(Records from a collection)
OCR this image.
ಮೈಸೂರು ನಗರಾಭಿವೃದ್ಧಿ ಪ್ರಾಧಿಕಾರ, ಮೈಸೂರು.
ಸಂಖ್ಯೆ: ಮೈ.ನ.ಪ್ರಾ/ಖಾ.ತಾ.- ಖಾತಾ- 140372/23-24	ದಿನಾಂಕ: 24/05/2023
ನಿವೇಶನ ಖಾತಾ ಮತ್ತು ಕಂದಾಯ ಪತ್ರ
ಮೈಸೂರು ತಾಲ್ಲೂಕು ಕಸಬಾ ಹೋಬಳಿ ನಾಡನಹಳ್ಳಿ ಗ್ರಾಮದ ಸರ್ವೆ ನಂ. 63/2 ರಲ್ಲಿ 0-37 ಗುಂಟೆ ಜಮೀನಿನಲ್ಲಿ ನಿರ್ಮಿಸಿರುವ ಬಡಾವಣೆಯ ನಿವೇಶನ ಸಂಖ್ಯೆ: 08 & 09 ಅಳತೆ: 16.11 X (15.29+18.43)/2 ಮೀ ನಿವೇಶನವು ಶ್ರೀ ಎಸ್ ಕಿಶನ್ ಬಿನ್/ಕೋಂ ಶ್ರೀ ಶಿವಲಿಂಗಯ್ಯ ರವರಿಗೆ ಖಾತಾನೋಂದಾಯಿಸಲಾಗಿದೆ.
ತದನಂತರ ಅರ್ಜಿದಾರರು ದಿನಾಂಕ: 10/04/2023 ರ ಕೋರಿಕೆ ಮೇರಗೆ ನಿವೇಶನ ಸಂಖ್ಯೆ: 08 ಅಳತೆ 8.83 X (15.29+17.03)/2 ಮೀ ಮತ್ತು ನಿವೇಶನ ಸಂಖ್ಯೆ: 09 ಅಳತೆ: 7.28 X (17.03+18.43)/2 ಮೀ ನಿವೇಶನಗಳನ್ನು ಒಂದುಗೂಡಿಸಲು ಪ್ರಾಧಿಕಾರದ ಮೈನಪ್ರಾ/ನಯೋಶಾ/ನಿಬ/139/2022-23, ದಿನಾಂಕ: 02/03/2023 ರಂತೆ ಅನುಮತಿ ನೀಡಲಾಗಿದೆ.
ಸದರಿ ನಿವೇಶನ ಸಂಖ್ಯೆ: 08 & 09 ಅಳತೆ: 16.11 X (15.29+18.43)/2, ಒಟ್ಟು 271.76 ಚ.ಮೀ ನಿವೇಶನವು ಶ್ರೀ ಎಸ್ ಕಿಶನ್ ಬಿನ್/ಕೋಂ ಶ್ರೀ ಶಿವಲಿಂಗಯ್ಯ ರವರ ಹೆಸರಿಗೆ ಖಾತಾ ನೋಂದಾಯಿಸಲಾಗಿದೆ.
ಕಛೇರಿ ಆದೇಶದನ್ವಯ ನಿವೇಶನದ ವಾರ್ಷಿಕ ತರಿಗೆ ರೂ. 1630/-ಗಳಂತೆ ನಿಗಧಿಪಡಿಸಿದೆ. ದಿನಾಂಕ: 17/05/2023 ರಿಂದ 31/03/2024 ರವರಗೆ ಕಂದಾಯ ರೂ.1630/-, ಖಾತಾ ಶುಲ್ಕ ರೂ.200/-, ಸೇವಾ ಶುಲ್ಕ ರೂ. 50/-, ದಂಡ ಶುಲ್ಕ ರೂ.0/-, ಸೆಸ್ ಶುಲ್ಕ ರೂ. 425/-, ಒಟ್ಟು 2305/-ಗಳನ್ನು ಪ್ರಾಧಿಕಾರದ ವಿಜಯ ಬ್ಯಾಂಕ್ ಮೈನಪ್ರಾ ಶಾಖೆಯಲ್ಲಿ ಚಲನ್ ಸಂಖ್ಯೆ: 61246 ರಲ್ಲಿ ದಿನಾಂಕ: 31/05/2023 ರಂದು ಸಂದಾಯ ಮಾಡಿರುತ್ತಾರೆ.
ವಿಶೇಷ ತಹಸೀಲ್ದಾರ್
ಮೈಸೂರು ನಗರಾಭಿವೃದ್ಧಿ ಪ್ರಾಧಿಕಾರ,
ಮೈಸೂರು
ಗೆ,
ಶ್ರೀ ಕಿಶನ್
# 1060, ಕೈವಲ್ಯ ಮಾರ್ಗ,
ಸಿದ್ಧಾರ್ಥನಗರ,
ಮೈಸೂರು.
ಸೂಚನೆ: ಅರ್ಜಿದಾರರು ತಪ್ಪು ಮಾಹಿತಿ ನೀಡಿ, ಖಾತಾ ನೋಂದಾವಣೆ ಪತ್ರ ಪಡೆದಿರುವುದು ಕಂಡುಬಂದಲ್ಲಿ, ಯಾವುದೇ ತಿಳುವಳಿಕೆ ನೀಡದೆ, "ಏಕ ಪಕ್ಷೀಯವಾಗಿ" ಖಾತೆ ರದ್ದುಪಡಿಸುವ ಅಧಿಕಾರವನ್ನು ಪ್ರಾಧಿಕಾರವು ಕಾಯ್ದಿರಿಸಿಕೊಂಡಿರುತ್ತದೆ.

[Exercise description] Print out every record again, exactly and in full.

[Answer for this exercise]
OCR this image.
ಮೈಸೂರು ನಗರಾಭಿವೃದ್ಧಿ ಪ್ರಾಧಿಕಾರ, ಮೈಸೂರು.
ಸಂಖ್ಯೆ: ಮೈ.ನ.ಪ್ರಾ/ಖಾ.ತಾ.- ಖಾತಾ- 140372/23-24	ದಿನಾಂಕ: 24/05/2023
ನಿವೇಶನ ಖಾತಾ ಮತ್ತು ಕಂದಾಯ ಪತ್ರ
ಮೈಸೂರು ತಾಲ್ಲೂಕು ಕಸಬಾ ಹೋಬಳಿ ನಾಡನಹಳ್ಳಿ ಗ್ರಾಮದ ಸರ್ವೆ ನಂ. 63/2 ರಲ್ಲಿ 0-37 ಗುಂಟೆ ಜಮೀನಿನಲ್ಲಿ ನಿರ್ಮಿಸಿರುವ ಬಡಾವಣೆಯ ನಿವೇಶನ ಸಂಖ್ಯೆ: 08 & 09 ಅಳತೆ: 16.11 X (15.29+18.43)/2 ಮೀ ನಿವೇಶನವು ಶ್ರೀ ಎಸ್ ಕಿಶನ್ ಬಿನ್/ಕೋಂ ಶ್ರೀ ಶಿವಲಿಂಗಯ್ಯ ರವರಿಗೆ ಖಾತಾನೋಂದಾಯಿಸಲಾಗಿದೆ.
ತದನಂತರ ಅರ್ಜಿದಾರರು ದಿನಾಂಕ: 10/04/2023 ರ ಕೋರಿಕೆ ಮೇರಗೆ ನಿವೇಶನ ಸಂಖ್ಯೆ: 08 ಅಳತೆ 8.83 X (15.29+17.03)/2 ಮೀ ಮತ್ತು ನಿವೇಶನ ಸಂಖ್ಯೆ: 09 ಅಳತೆ: 7.28 X (17.03+18.43)/2 ಮೀ ನಿವೇಶನಗಳನ್ನು ಒಂದುಗೂಡಿಸಲು ಪ್ರಾಧಿಕಾರದ ಮೈನಪ್ರಾ/ನಯೋಶಾ/ನಿಬ/139/2022-23, ದಿನಾಂಕ: 02/03/2023 ರಂತೆ ಅನುಮತಿ ನೀಡಲಾಗಿದೆ.
ಸದರಿ ನಿವೇಶನ ಸಂಖ್ಯೆ: 08 & 09 ಅಳತೆ: 16.11 X (15.29+18.43)/2, ಒಟ್ಟು 271.76 ಚ.ಮೀ ನಿವೇಶನವು ಶ್ರೀ ಎಸ್ ಕಿಶನ್ ಬಿನ್/ಕೋಂ ಶ್ರೀ ಶಿವಲಿಂಗಯ್ಯ ರವರ ಹೆಸರಿಗೆ ಖಾತಾ ನೋಂದಾಯಿಸಲಾಗಿದೆ.
ಕಛೇರಿ ಆದೇಶದನ್ವಯ ನಿವೇಶನದ ವಾರ್ಷಿಕ ತರಿಗೆ ರೂ. 1630/-ಗಳಂತೆ ನಿಗಧಿಪಡಿಸಿದೆ. ದಿನಾಂಕ: 17/05/2023 ರಿಂದ 31/03/2024 ರವರಗೆ ಕಂದಾಯ ರೂ.1630/-, ಖಾತಾ ಶುಲ್ಕ ರೂ.200/-, ಸೇವಾ ಶುಲ್ಕ ರೂ. 50/-, ದಂಡ ಶುಲ್ಕ ರೂ.0/-, ಸೆಸ್ ಶುಲ್ಕ ರೂ. 425/-, ಒಟ್ಟು 2305/-ಗಳನ್ನು ಪ್ರಾಧಿಕಾರದ ವಿಜಯ ಬ್ಯಾಂಕ್ ಮೈನಪ್ರಾ ಶಾಖೆಯಲ್ಲಿ ಚಲನ್ ಸಂಖ್ಯೆ: 61246 ರಲ್ಲಿ ದಿನಾಂಕ: 31/05/2023 ರಂದು ಸಂದಾಯ ಮಾಡಿರುತ್ತಾರೆ.
ವಿಶೇಷ ತಹಸೀಲ್ದಾರ್
ಮೈಸೂರು ನಗರಾಭಿವೃದ್ಧಿ ಪ್ರಾಧಿಕಾರ,
ಮೈಸೂರು
ಗೆ,
ಶ್ರೀ ಕಿಶನ್
# 1060, ಕೈವಲ್ಯ ಮಾರ್ಗ,
ಸಿದ್ಧಾರ್ಥನಗರ,
ಮೈಸೂರು.
ಸೂಚನೆ: ಅರ್ಜಿದಾರರು ತಪ್ಪು ಮಾಹಿತಿ ನೀಡಿ, ಖಾತಾ ನೋಂದಾವಣೆ ಪತ್ರ ಪಡೆದಿರುವುದು ಕಂಡುಬಂದಲ್ಲಿ, ಯಾವುದೇ ತಿಳುವಳಿಕೆ ನೀಡದೆ, "ಏಕ ಪಕ್ಷೀಯವಾಗಿ" ಖಾತೆ ರದ್ದುಪಡಿಸುವ ಅಧಿಕಾರವನ್ನು ಪ್ರಾಧಿಕಾರವು ಕಾಯ್ದಿರಿಸಿಕೊಂಡಿರುತ್ತದೆ.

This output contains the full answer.